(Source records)
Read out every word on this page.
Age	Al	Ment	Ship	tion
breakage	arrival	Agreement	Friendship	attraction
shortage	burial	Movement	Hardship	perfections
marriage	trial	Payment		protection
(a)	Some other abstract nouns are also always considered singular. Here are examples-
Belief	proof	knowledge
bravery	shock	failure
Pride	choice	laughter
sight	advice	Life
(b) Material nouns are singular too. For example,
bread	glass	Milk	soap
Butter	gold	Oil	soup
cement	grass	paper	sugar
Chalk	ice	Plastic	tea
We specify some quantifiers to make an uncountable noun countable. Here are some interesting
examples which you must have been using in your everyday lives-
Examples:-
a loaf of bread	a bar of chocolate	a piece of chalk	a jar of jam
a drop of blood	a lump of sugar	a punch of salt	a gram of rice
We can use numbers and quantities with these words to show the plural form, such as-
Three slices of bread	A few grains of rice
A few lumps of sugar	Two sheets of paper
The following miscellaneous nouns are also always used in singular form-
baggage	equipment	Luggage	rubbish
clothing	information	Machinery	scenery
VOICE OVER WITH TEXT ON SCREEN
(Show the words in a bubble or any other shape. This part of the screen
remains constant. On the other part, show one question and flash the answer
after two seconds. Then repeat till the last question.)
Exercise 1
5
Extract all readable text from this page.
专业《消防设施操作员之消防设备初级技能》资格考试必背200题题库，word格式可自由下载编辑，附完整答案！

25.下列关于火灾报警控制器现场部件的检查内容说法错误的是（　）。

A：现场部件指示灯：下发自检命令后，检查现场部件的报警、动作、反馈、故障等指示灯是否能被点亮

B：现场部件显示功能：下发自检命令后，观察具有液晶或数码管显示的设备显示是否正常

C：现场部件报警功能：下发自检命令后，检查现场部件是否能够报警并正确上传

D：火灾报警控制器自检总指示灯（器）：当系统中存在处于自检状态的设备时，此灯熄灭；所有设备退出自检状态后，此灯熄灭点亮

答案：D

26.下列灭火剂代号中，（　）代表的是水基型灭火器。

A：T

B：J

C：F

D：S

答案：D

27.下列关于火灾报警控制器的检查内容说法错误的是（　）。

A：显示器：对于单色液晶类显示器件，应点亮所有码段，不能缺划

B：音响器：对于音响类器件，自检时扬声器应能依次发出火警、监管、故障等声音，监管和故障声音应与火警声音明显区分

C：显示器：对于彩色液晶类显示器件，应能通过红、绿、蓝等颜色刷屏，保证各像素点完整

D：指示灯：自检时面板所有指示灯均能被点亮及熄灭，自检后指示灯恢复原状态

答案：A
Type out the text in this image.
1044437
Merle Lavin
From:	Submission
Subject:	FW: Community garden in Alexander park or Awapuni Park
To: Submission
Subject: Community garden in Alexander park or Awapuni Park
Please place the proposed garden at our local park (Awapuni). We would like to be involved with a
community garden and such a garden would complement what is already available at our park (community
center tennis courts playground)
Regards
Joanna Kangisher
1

- [Written exercise] In the records above, locate every line with the string "Alexander" and copy it.

- [Output]
Subject:	FW: Community garden in Alexander park or Awapuni Park
Subject: Community garden in Alexander park or Awapuni Park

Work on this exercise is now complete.